- _WHAT NEEDS TO BE DONE_
Reproduce the records below exactly as they appear, omitting any pictures they contain.

- _RECORD SET_
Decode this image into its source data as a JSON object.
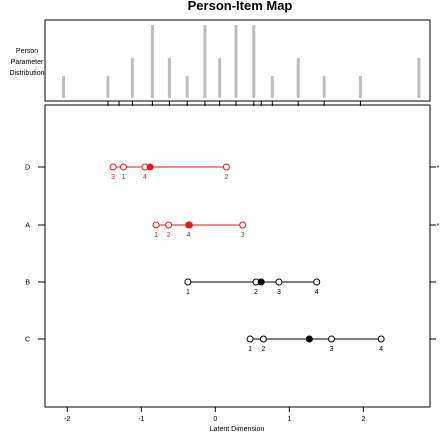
{
  "chart_data": {
    "type": "scatter",
    "title": "Person-Item Map",
    "xlabel": "Latent Dimension",
    "top_panel_label": [
      "Person",
      "Parameter",
      "Distribution"
    ],
    "xlim": [
      -2.3,
      2.9
    ],
    "x_ticks": [
      -2,
      -1,
      0,
      1,
      2
    ],
    "person_distribution": {
      "x": [
        -2.05,
        -1.45,
        -1.12,
        -0.85,
        -0.62,
        -0.38,
        -0.14,
        0.06,
        0.28,
        0.52,
        0.77,
        1.12,
        1.47,
        1.96,
        2.75
      ],
      "height": [
        0.3,
        0.3,
        0.55,
        1.0,
        0.55,
        0.3,
        1.0,
        0.55,
        1.0,
        1.0,
        0.3,
        0.55,
        0.3,
        0.3,
        0.55
      ]
    },
    "person_tick_marks": [
      -1.45,
      -1.3,
      -1.12,
      -0.85,
      -0.62,
      -0.38,
      -0.14,
      0.06,
      0.28,
      0.52,
      0.62,
      0.77,
      1.12,
      1.47,
      1.96
    ],
    "items": [
      {
        "label": "D",
        "color": "#e31a1c",
        "location": -0.88,
        "thresholds": [
          {
            "x": -1.38,
            "label": "3"
          },
          {
            "x": -1.24,
            "label": "1"
          },
          {
            "x": -0.95,
            "label": "4"
          },
          {
            "x": 0.15,
            "label": "2"
          }
        ],
        "misfit_marker": "*"
      },
      {
        "label": "A",
        "color": "#e31a1c",
        "location": -0.35,
        "thresholds": [
          {
            "x": -0.8,
            "label": "1"
          },
          {
            "x": -0.63,
            "label": "2"
          },
          {
            "x": -0.36,
            "label": "4"
          },
          {
            "x": 0.37,
            "label": "3"
          }
        ],
        "misfit_marker": "*"
      },
      {
        "label": "B",
        "color": "#000000",
        "location": 0.62,
        "thresholds": [
          {
            "x": -0.37,
            "label": "1"
          },
          {
            "x": 0.55,
            "label": "2"
          },
          {
            "x": 0.86,
            "label": "3"
          },
          {
            "x": 1.37,
            "label": "4"
          }
        ],
        "misfit_marker": ""
      },
      {
        "label": "C",
        "color": "#000000",
        "location": 1.27,
        "thresholds": [
          {
            "x": 0.47,
            "label": "1"
          },
          {
            "x": 0.65,
            "label": "2"
          },
          {
            "x": 1.57,
            "label": "3"
          },
          {
            "x": 2.24,
            "label": "4"
          }
        ],
        "misfit_marker": ""
      }
    ]
  }
}
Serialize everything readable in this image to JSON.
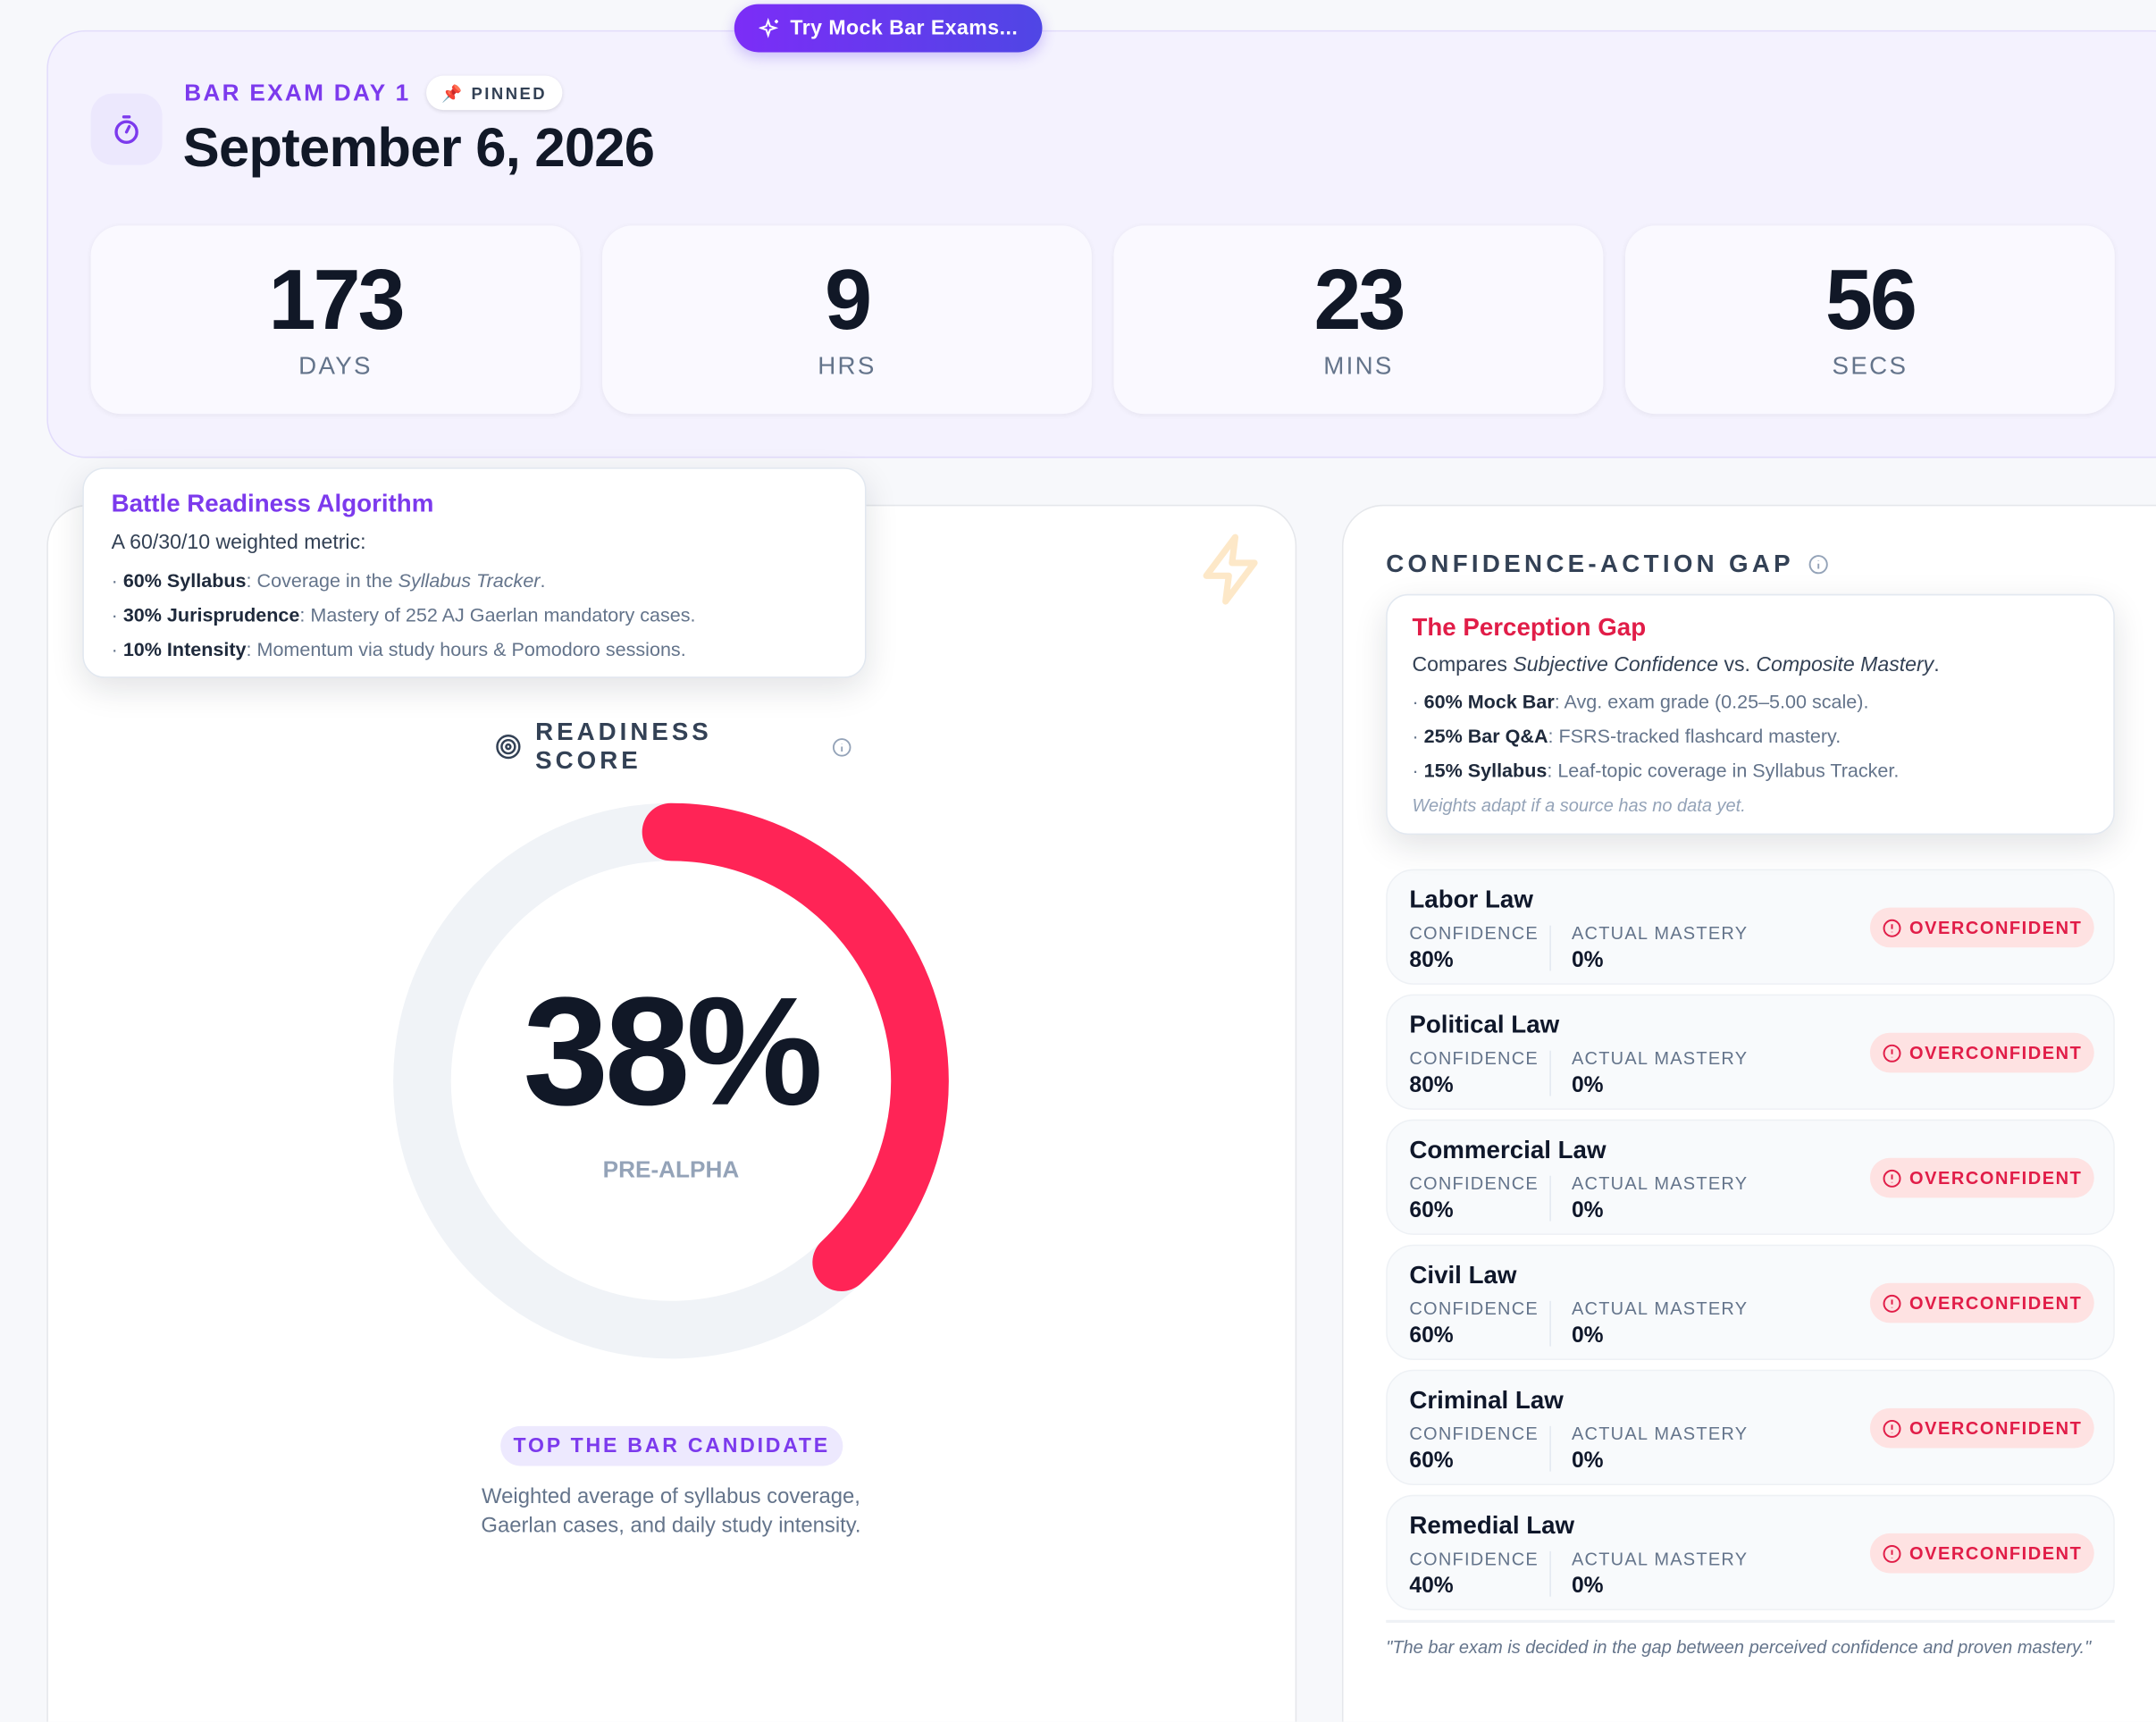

- _SOLUTION TO THE EXERCISE_
Decode this image into its source data as a JSON object.
{
  "chart_data": {
    "type": "scatter",
    "title": "Person-Item Map",
    "xlabel": "Latent Dimension",
    "top_panel_label": [
      "Person",
      "Parameter",
      "Distribution"
    ],
    "xlim": [
      -2.3,
      2.9
    ],
    "x_ticks": [
      -2,
      -1,
      0,
      1,
      2
    ],
    "person_distribution": {
      "x": [
        -2.05,
        -1.45,
        -1.12,
        -0.85,
        -0.62,
        -0.38,
        -0.14,
        0.06,
        0.28,
        0.52,
        0.77,
        1.12,
        1.47,
        1.96,
        2.75
      ],
      "height": [
        0.3,
        0.3,
        0.55,
        1.0,
        0.55,
        0.3,
        1.0,
        0.55,
        1.0,
        1.0,
        0.3,
        0.55,
        0.3,
        0.3,
        0.55
      ]
    },
    "person_tick_marks": [
      -1.45,
      -1.3,
      -1.12,
      -0.85,
      -0.62,
      -0.38,
      -0.14,
      0.06,
      0.28,
      0.52,
      0.62,
      0.77,
      1.12,
      1.47,
      1.96
    ],
    "items": [
      {
        "label": "D",
        "color": "#e31a1c",
        "location": -0.88,
        "thresholds": [
          {
            "x": -1.38,
            "label": "3"
          },
          {
            "x": -1.24,
            "label": "1"
          },
          {
            "x": -0.95,
            "label": "4"
          },
          {
            "x": 0.15,
            "label": "2"
          }
        ],
        "misfit_marker": "*"
      },
      {
        "label": "A",
        "color": "#e31a1c",
        "location": -0.35,
        "thresholds": [
          {
            "x": -0.8,
            "label": "1"
          },
          {
            "x": -0.63,
            "label": "2"
          },
          {
            "x": -0.36,
            "label": "4"
          },
          {
            "x": 0.37,
            "label": "3"
          }
        ],
        "misfit_marker": "*"
      },
      {
        "label": "B",
        "color": "#000000",
        "location": 0.62,
        "thresholds": [
          {
            "x": -0.37,
            "label": "1"
          },
          {
            "x": 0.55,
            "label": "2"
          },
          {
            "x": 0.86,
            "label": "3"
          },
          {
            "x": 1.37,
            "label": "4"
          }
        ],
        "misfit_marker": ""
      },
      {
        "label": "C",
        "color": "#000000",
        "location": 1.27,
        "thresholds": [
          {
            "x": 0.47,
            "label": "1"
          },
          {
            "x": 0.65,
            "label": "2"
          },
          {
            "x": 1.57,
            "label": "3"
          },
          {
            "x": 2.24,
            "label": "4"
          }
        ],
        "misfit_marker": ""
      }
    ]
  }
}
Serialize everything readable in this image to JSON.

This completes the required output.